• **WRITTEN TASK**:
Review the material and extract every line in which the word "rate" occurs.

• **RECORDS FOR THIS TASK**:
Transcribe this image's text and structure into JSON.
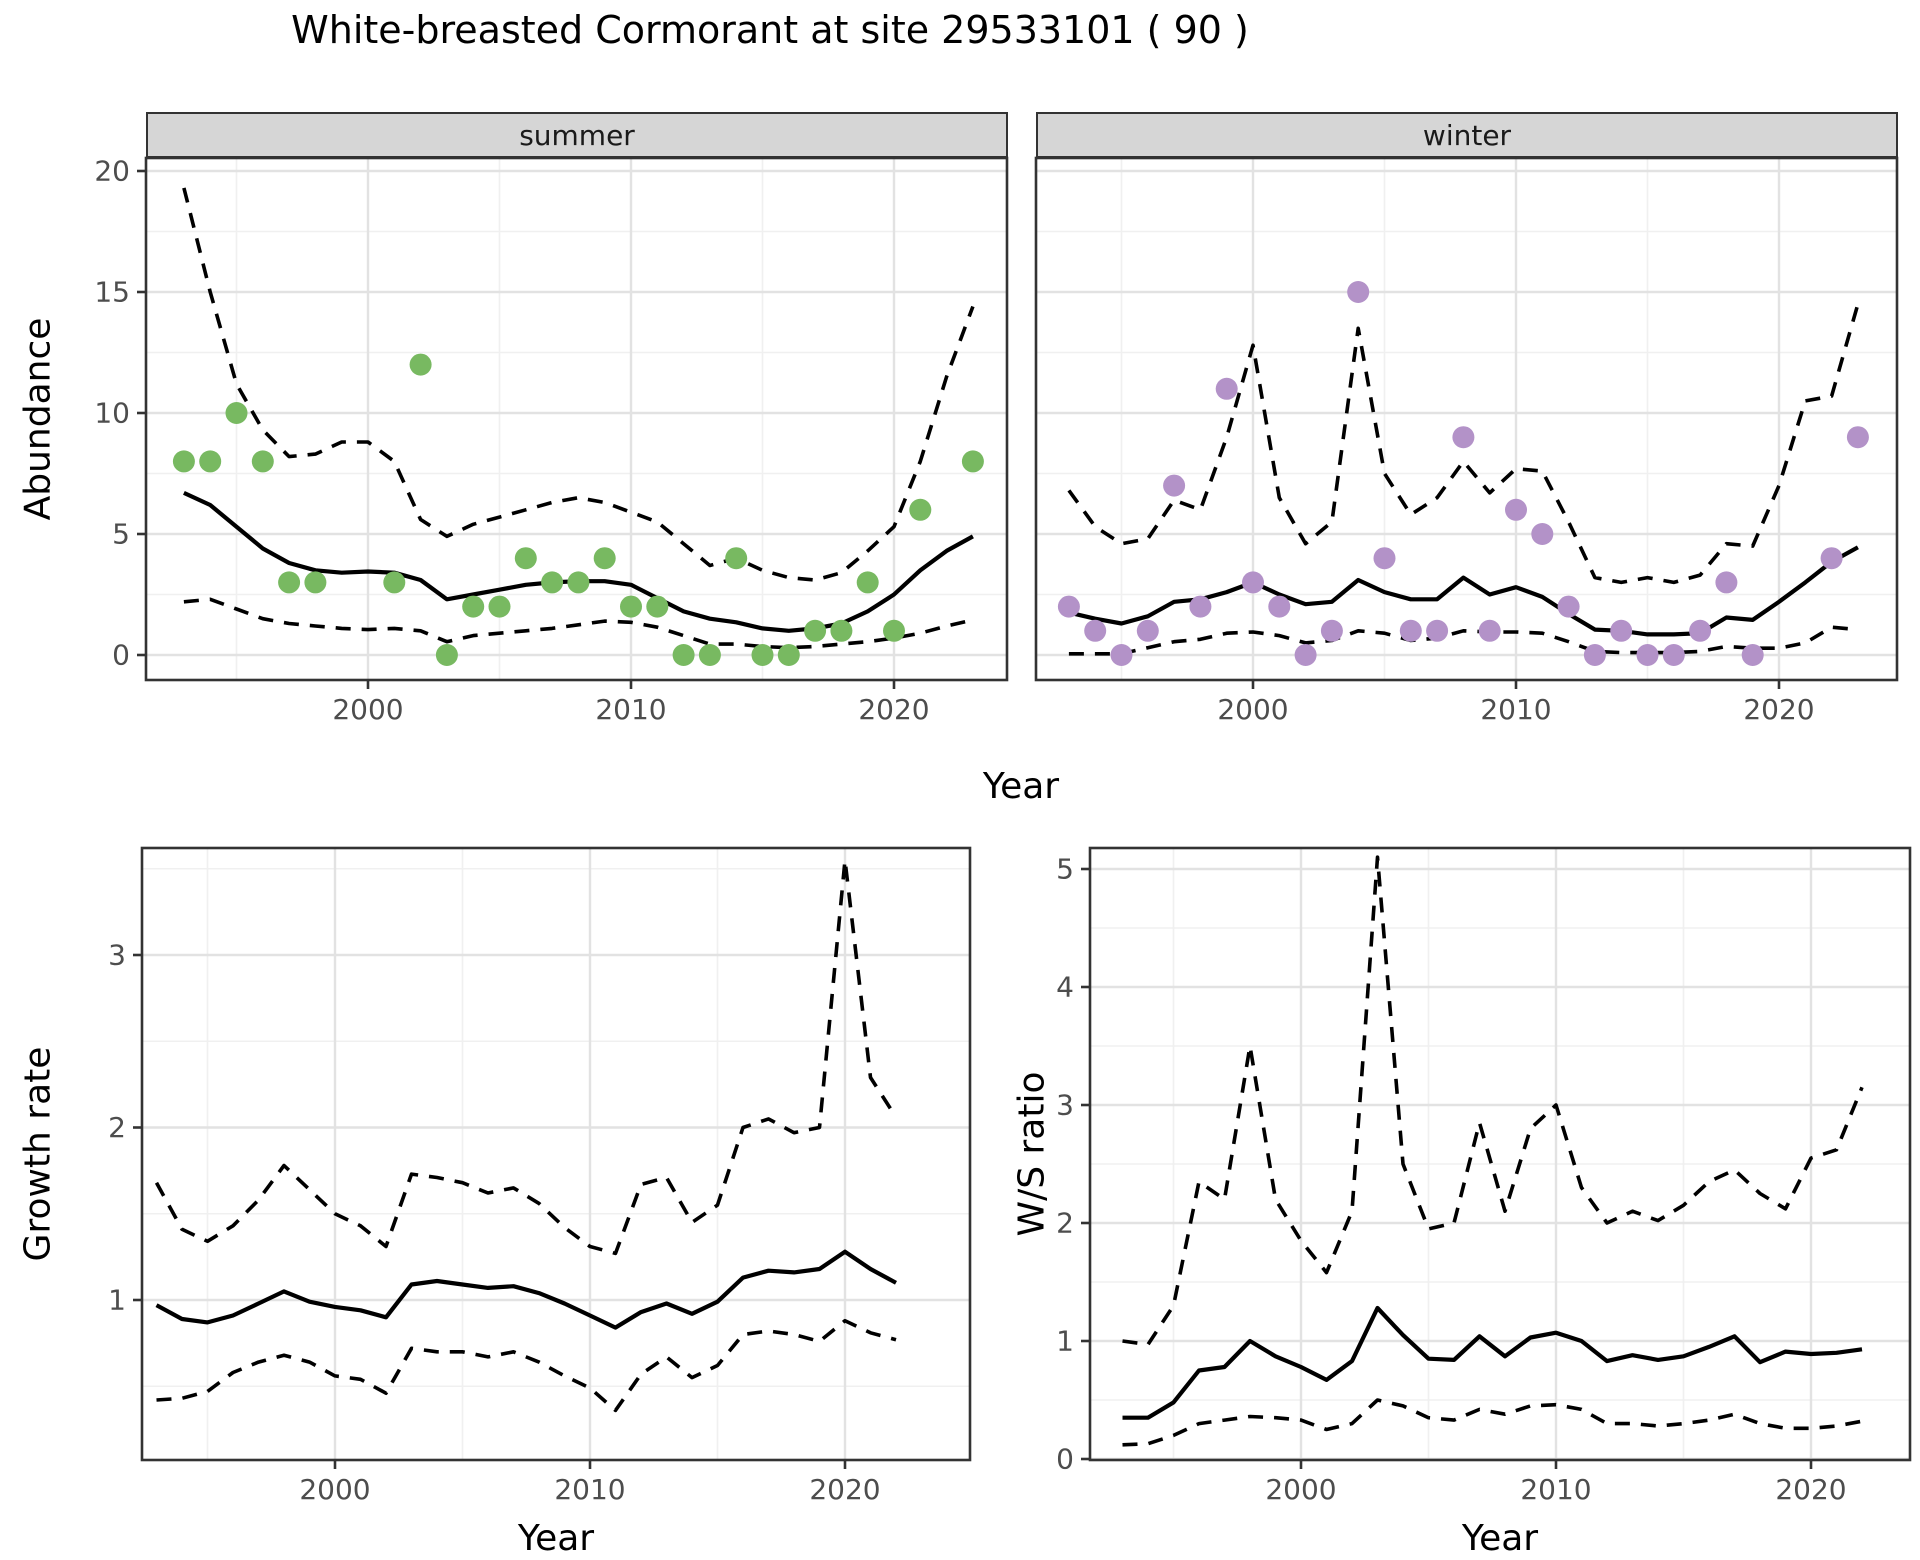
{
  "title": "White-breasted Cormorant at site 29533101 ( 90 )",
  "facets": {
    "summer_label": "summer",
    "winter_label": "winter"
  },
  "axes": {
    "abundance_y_title": "Abundance",
    "top_x_title": "Year",
    "growth_y_title": "Growth rate",
    "growth_x_title": "Year",
    "ws_y_title": "W/S ratio",
    "ws_x_title": "Year"
  },
  "colors": {
    "summer_point": "#78b961",
    "winter_point": "#b392c8",
    "line": "#000000",
    "strip_bg": "#d6d6d6",
    "panel_border": "#333333",
    "grid_major": "#e2e2e2",
    "grid_minor": "#f0f0f0",
    "tick_label": "#4d4d4d"
  },
  "chart_data": [
    {
      "panel": "summer",
      "type": "scatter",
      "title": "summer facet: observed abundance with modelled mean and dashed 90% interval",
      "xlabel": "Year",
      "ylabel": "Abundance",
      "ylim": [
        0,
        20
      ],
      "x_ref": 2000,
      "x_ticks": [
        2000,
        2010,
        2020
      ],
      "x_tick_labels": [
        "2000",
        "2010",
        "2020"
      ],
      "x_minor": [
        1995,
        2005,
        2015
      ],
      "y_ticks": [
        0,
        5,
        10,
        15,
        20
      ],
      "y_tick_labels": [
        "0",
        "5",
        "10",
        "15",
        "20"
      ],
      "y_minor": [
        2.5,
        7.5,
        12.5,
        17.5
      ],
      "years": [
        1993,
        1994,
        1995,
        1996,
        1997,
        1998,
        1999,
        2000,
        2001,
        2002,
        2003,
        2004,
        2005,
        2006,
        2007,
        2008,
        2009,
        2010,
        2011,
        2012,
        2013,
        2014,
        2015,
        2016,
        2017,
        2018,
        2019,
        2020,
        2021,
        2022,
        2023
      ],
      "mean": [
        6.7,
        6.2,
        5.3,
        4.4,
        3.8,
        3.5,
        3.4,
        3.45,
        3.4,
        3.1,
        2.3,
        2.5,
        2.7,
        2.9,
        3.0,
        3.05,
        3.05,
        2.9,
        2.35,
        1.8,
        1.5,
        1.35,
        1.1,
        1.0,
        1.1,
        1.3,
        1.8,
        2.5,
        3.5,
        4.3,
        4.9
      ],
      "ci_upper": [
        19.3,
        15.0,
        11.2,
        9.3,
        8.2,
        8.3,
        8.8,
        8.8,
        8.0,
        5.6,
        4.9,
        5.4,
        5.7,
        6.0,
        6.3,
        6.5,
        6.3,
        5.9,
        5.5,
        4.6,
        3.7,
        4.0,
        3.5,
        3.2,
        3.1,
        3.4,
        4.3,
        5.3,
        8.0,
        11.5,
        14.4
      ],
      "ci_lower": [
        2.2,
        2.3,
        1.9,
        1.5,
        1.3,
        1.2,
        1.1,
        1.05,
        1.1,
        1.0,
        0.55,
        0.8,
        0.9,
        1.0,
        1.1,
        1.25,
        1.4,
        1.35,
        1.15,
        0.8,
        0.45,
        0.45,
        0.35,
        0.3,
        0.35,
        0.45,
        0.55,
        0.7,
        0.9,
        1.2,
        1.45
      ],
      "points": {
        "color": "#78b961",
        "years": [
          1993,
          1994,
          1995,
          1996,
          1997,
          1998,
          2001,
          2002,
          2003,
          2004,
          2005,
          2006,
          2007,
          2008,
          2009,
          2010,
          2011,
          2012,
          2013,
          2014,
          2015,
          2016,
          2017,
          2018,
          2019,
          2020,
          2021,
          2023
        ],
        "values": [
          8,
          8,
          10,
          8,
          3,
          3,
          3,
          12,
          0,
          2,
          2,
          4,
          3,
          3,
          4,
          2,
          2,
          0,
          0,
          4,
          0,
          0,
          1,
          1,
          3,
          1,
          6,
          8
        ]
      }
    },
    {
      "panel": "winter",
      "type": "scatter",
      "title": "winter facet: observed abundance with modelled mean and dashed 90% interval",
      "xlabel": "Year",
      "ylabel": "Abundance",
      "ylim": [
        0,
        20
      ],
      "x_ref": 2000,
      "x_ticks": [
        2000,
        2010,
        2020
      ],
      "x_tick_labels": [
        "2000",
        "2010",
        "2020"
      ],
      "x_minor": [
        1995,
        2005,
        2015
      ],
      "y_ticks": [
        0,
        5,
        10,
        15,
        20
      ],
      "y_tick_labels": [
        "0",
        "5",
        "10",
        "15",
        "20"
      ],
      "y_minor": [
        2.5,
        7.5,
        12.5,
        17.5
      ],
      "years": [
        1993,
        1994,
        1995,
        1996,
        1997,
        1998,
        1999,
        2000,
        2001,
        2002,
        2003,
        2004,
        2005,
        2006,
        2007,
        2008,
        2009,
        2010,
        2011,
        2012,
        2013,
        2014,
        2015,
        2016,
        2017,
        2018,
        2019,
        2020,
        2021,
        2022,
        2023
      ],
      "mean": [
        1.75,
        1.5,
        1.3,
        1.6,
        2.2,
        2.3,
        2.6,
        3.0,
        2.5,
        2.1,
        2.2,
        3.1,
        2.6,
        2.3,
        2.3,
        3.2,
        2.5,
        2.8,
        2.4,
        1.7,
        1.05,
        1.0,
        0.85,
        0.85,
        0.9,
        1.55,
        1.45,
        2.2,
        3.0,
        3.85,
        4.45
      ],
      "ci_upper": [
        6.8,
        5.3,
        4.6,
        4.8,
        6.4,
        6.0,
        9.0,
        12.8,
        6.5,
        4.6,
        5.5,
        13.5,
        7.5,
        5.8,
        6.5,
        8.0,
        6.7,
        7.7,
        7.6,
        5.5,
        3.2,
        3.0,
        3.2,
        3.0,
        3.3,
        4.6,
        4.5,
        7.0,
        10.5,
        10.7,
        14.5
      ],
      "ci_lower": [
        0.05,
        0.05,
        0.05,
        0.3,
        0.55,
        0.65,
        0.9,
        0.95,
        0.8,
        0.5,
        0.6,
        1.0,
        0.9,
        0.6,
        0.7,
        1.0,
        0.95,
        0.95,
        0.9,
        0.55,
        0.15,
        0.1,
        0.1,
        0.1,
        0.15,
        0.35,
        0.28,
        0.28,
        0.5,
        1.15,
        1.05
      ],
      "points": {
        "color": "#b392c8",
        "years": [
          1993,
          1994,
          1995,
          1996,
          1997,
          1998,
          1999,
          2000,
          2001,
          2002,
          2003,
          2004,
          2005,
          2006,
          2007,
          2008,
          2009,
          2010,
          2011,
          2012,
          2013,
          2014,
          2015,
          2016,
          2017,
          2018,
          2019,
          2022,
          2023
        ],
        "values": [
          2,
          1,
          0,
          1,
          7,
          2,
          11,
          3,
          2,
          0,
          1,
          15,
          4,
          1,
          1,
          9,
          1,
          6,
          5,
          2,
          0,
          1,
          0,
          0,
          1,
          3,
          0,
          4,
          9
        ]
      }
    },
    {
      "panel": "growth",
      "type": "line",
      "title": "Growth rate with dashed 90% interval",
      "xlabel": "Year",
      "ylabel": "Growth rate",
      "ylim": [
        0.2,
        3.6
      ],
      "x_ref": 2000,
      "x_ticks": [
        2000,
        2010,
        2020
      ],
      "x_tick_labels": [
        "2000",
        "2010",
        "2020"
      ],
      "x_minor": [
        1995,
        2005,
        2015
      ],
      "y_ticks": [
        1,
        2,
        3
      ],
      "y_tick_labels": [
        "1",
        "2",
        "3"
      ],
      "y_minor": [
        0.5,
        1.5,
        2.5,
        3.5
      ],
      "years": [
        1993,
        1994,
        1995,
        1996,
        1997,
        1998,
        1999,
        2000,
        2001,
        2002,
        2003,
        2004,
        2005,
        2006,
        2007,
        2008,
        2009,
        2010,
        2011,
        2012,
        2013,
        2014,
        2015,
        2016,
        2017,
        2018,
        2019,
        2020,
        2021,
        2022
      ],
      "mean": [
        0.97,
        0.89,
        0.87,
        0.91,
        0.98,
        1.05,
        0.99,
        0.96,
        0.94,
        0.9,
        1.09,
        1.11,
        1.09,
        1.07,
        1.08,
        1.04,
        0.98,
        0.91,
        0.84,
        0.93,
        0.98,
        0.92,
        0.99,
        1.13,
        1.17,
        1.16,
        1.18,
        1.28,
        1.18,
        1.1
      ],
      "ci_upper": [
        1.68,
        1.41,
        1.34,
        1.43,
        1.58,
        1.78,
        1.64,
        1.5,
        1.43,
        1.31,
        1.73,
        1.71,
        1.68,
        1.62,
        1.65,
        1.56,
        1.42,
        1.31,
        1.27,
        1.67,
        1.71,
        1.45,
        1.55,
        2.0,
        2.05,
        1.97,
        2.0,
        3.55,
        2.29,
        2.06
      ],
      "ci_lower": [
        0.42,
        0.43,
        0.47,
        0.58,
        0.64,
        0.68,
        0.64,
        0.56,
        0.54,
        0.46,
        0.72,
        0.7,
        0.7,
        0.67,
        0.7,
        0.64,
        0.56,
        0.49,
        0.36,
        0.57,
        0.67,
        0.55,
        0.62,
        0.8,
        0.82,
        0.8,
        0.76,
        0.88,
        0.81,
        0.77
      ]
    },
    {
      "panel": "ws",
      "type": "line",
      "title": "Winter/Summer ratio with dashed 90% interval",
      "xlabel": "Year",
      "ylabel": "W/S ratio",
      "ylim": [
        0,
        5.2
      ],
      "x_ref": 2000,
      "x_ticks": [
        2000,
        2010,
        2020
      ],
      "x_tick_labels": [
        "2000",
        "2010",
        "2020"
      ],
      "x_minor": [
        1995,
        2005,
        2015
      ],
      "y_ticks": [
        0,
        1,
        2,
        3,
        4,
        5
      ],
      "y_tick_labels": [
        "0",
        "1",
        "2",
        "3",
        "4",
        "5"
      ],
      "y_minor": [
        0.5,
        1.5,
        2.5,
        3.5,
        4.5
      ],
      "years": [
        1993,
        1994,
        1995,
        1996,
        1997,
        1998,
        1999,
        2000,
        2001,
        2002,
        2003,
        2004,
        2005,
        2006,
        2007,
        2008,
        2009,
        2010,
        2011,
        2012,
        2013,
        2014,
        2015,
        2016,
        2017,
        2018,
        2019,
        2020,
        2021,
        2022
      ],
      "mean": [
        0.35,
        0.35,
        0.48,
        0.75,
        0.78,
        1.0,
        0.87,
        0.78,
        0.67,
        0.83,
        1.28,
        1.05,
        0.85,
        0.84,
        1.04,
        0.87,
        1.03,
        1.07,
        1.0,
        0.83,
        0.88,
        0.84,
        0.87,
        0.95,
        1.04,
        0.82,
        0.91,
        0.89,
        0.9,
        0.93
      ],
      "ci_upper": [
        1.0,
        0.97,
        1.3,
        2.35,
        2.2,
        3.5,
        2.2,
        1.85,
        1.58,
        2.1,
        5.1,
        2.5,
        1.95,
        2.0,
        2.85,
        2.1,
        2.8,
        3.0,
        2.3,
        2.0,
        2.1,
        2.02,
        2.15,
        2.35,
        2.45,
        2.25,
        2.12,
        2.55,
        2.62,
        3.15
      ],
      "ci_lower": [
        0.12,
        0.13,
        0.2,
        0.3,
        0.33,
        0.36,
        0.35,
        0.33,
        0.25,
        0.3,
        0.5,
        0.45,
        0.35,
        0.33,
        0.42,
        0.38,
        0.45,
        0.46,
        0.42,
        0.3,
        0.3,
        0.28,
        0.3,
        0.33,
        0.38,
        0.3,
        0.26,
        0.26,
        0.28,
        0.32
      ]
    }
  ]
}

• **FINAL RESULT**:
    "growth_y_title": "Growth rate",
      "title": "Growth rate with dashed 90% interval",
      "ylabel": "Growth rate",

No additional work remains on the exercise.